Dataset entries
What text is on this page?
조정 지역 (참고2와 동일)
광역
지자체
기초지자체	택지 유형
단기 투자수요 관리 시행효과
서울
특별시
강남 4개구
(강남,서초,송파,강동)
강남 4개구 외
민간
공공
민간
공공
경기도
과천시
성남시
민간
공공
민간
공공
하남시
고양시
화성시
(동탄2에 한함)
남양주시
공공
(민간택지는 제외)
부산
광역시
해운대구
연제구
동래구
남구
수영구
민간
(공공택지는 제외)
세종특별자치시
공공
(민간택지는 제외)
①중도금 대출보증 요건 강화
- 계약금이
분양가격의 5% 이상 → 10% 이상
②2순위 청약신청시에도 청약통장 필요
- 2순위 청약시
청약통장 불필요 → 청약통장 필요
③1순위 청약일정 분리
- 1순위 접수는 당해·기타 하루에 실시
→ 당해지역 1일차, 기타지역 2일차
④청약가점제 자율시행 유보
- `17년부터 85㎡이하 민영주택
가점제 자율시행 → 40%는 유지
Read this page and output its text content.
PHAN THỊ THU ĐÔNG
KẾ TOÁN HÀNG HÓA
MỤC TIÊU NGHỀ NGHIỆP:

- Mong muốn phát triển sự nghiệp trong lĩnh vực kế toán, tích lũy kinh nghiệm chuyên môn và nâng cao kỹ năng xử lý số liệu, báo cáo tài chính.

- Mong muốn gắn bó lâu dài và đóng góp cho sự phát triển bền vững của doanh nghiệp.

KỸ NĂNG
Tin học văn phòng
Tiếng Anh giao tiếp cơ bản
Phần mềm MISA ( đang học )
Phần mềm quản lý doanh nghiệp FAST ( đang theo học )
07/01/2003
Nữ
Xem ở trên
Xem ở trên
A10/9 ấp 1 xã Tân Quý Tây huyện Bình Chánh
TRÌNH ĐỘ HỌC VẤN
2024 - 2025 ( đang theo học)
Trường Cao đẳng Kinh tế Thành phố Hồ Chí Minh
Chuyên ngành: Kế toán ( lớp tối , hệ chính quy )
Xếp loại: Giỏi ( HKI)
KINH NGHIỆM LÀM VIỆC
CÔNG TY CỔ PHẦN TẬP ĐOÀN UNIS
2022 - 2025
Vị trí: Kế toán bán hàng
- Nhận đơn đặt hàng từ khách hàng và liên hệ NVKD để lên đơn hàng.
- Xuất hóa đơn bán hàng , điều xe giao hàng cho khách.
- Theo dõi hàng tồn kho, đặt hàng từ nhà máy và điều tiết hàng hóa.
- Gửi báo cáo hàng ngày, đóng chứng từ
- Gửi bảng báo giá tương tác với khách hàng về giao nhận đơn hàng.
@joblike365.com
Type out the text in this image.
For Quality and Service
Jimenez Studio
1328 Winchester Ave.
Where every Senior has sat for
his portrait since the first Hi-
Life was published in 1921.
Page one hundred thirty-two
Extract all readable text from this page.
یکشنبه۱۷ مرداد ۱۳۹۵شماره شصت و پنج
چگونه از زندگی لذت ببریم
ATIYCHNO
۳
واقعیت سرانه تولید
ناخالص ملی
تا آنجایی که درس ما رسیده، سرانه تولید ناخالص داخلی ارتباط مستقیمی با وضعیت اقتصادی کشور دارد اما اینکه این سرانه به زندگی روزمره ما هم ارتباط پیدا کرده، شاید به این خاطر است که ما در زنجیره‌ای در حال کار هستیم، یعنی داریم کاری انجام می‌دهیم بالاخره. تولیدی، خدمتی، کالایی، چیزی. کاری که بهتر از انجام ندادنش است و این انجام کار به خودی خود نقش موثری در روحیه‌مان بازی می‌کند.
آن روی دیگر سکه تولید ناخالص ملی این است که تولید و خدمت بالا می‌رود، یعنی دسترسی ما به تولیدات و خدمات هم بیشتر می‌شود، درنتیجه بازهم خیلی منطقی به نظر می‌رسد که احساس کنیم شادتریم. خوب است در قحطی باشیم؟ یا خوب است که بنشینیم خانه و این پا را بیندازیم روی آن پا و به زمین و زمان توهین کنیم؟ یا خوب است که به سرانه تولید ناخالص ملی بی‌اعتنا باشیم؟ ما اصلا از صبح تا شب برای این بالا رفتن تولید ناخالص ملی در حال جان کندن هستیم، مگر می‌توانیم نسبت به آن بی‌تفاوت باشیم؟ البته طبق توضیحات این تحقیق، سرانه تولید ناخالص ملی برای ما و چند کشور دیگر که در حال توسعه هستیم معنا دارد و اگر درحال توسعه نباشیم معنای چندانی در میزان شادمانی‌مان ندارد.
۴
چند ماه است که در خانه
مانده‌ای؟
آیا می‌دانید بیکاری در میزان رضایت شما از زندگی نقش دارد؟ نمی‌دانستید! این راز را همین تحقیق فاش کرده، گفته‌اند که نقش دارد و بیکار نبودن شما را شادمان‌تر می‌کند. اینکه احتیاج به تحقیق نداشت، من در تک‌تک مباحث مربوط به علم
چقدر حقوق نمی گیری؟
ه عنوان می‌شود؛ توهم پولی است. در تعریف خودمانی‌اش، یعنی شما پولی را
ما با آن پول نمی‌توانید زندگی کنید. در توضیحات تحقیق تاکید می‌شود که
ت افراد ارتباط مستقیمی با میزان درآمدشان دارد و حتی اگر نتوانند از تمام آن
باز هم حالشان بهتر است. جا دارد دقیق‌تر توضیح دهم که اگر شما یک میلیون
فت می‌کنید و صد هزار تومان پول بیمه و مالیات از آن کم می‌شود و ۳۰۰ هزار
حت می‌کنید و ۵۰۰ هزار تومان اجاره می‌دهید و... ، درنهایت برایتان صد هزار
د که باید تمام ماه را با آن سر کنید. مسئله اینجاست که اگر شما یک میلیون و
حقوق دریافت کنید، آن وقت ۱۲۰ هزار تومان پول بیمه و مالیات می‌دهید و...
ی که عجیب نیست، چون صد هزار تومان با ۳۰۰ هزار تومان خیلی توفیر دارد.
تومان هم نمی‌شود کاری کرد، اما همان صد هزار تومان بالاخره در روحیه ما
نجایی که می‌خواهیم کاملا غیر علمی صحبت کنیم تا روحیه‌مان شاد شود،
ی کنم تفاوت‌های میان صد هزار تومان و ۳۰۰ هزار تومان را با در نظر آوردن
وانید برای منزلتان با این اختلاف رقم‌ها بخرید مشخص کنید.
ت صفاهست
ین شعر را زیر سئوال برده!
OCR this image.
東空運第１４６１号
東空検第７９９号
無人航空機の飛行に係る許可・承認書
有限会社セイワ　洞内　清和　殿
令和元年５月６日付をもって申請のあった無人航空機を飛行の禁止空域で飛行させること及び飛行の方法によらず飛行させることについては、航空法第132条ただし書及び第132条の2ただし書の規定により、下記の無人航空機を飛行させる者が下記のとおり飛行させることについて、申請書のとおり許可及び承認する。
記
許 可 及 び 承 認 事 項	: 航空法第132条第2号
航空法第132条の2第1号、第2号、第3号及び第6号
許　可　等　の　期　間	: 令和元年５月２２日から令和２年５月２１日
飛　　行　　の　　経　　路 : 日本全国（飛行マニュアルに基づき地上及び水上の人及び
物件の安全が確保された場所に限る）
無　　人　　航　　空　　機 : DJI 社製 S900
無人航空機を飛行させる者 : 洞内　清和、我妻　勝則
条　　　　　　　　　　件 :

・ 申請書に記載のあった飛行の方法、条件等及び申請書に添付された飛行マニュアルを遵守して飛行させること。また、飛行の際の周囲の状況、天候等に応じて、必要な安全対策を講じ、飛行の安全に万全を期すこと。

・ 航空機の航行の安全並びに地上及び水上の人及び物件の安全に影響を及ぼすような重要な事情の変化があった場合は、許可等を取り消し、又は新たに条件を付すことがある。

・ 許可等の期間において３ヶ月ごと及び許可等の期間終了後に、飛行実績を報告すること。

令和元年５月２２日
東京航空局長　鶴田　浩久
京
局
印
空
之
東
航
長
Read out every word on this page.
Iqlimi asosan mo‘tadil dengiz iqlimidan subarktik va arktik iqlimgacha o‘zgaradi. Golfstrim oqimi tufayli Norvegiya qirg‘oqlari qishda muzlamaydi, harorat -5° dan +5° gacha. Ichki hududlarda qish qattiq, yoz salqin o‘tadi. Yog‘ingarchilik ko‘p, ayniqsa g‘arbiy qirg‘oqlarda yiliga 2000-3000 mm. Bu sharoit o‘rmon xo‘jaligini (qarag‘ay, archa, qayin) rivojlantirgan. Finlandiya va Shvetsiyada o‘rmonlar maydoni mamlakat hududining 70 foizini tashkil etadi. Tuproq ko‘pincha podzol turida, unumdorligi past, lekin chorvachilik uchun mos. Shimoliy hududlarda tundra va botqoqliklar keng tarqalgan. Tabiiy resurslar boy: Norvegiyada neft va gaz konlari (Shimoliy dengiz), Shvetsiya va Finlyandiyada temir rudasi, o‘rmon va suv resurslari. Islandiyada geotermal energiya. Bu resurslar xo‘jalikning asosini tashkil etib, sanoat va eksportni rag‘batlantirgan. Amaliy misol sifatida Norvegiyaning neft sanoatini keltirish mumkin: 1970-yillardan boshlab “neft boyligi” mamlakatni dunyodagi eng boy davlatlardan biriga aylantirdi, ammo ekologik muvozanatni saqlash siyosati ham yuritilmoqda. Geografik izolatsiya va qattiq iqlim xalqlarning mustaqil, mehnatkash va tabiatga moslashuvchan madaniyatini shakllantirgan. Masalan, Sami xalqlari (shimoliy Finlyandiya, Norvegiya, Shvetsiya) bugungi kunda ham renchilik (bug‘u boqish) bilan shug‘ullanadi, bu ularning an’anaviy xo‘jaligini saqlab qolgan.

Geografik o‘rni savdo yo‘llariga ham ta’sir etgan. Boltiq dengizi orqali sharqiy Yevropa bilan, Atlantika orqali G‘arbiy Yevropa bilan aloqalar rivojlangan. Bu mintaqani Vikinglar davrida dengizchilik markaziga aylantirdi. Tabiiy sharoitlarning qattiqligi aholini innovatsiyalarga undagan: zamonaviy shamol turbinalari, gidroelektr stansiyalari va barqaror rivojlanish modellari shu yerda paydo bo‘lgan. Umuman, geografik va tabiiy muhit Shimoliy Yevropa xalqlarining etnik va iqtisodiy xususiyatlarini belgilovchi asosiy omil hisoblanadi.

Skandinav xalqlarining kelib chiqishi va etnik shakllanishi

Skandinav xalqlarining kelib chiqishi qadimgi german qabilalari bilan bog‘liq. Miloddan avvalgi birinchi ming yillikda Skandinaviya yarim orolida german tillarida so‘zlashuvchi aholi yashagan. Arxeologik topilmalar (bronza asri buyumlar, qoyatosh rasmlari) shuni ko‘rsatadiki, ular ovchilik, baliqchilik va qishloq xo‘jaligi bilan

--- Task brief ---
From the material above, gather all lines that include the string "muốn" and copy them.

--- Task response ---
- Mong muốn phát triển sự nghiệp trong lĩnh vực kế toán, tích lũy kinh nghiệm chuyên môn và nâng cao kỹ năng xử lý số liệu, báo cáo tài chính.
- Mong muốn gắn bó lâu dài và đóng góp cho sự phát triển bền vững của doanh nghiệp.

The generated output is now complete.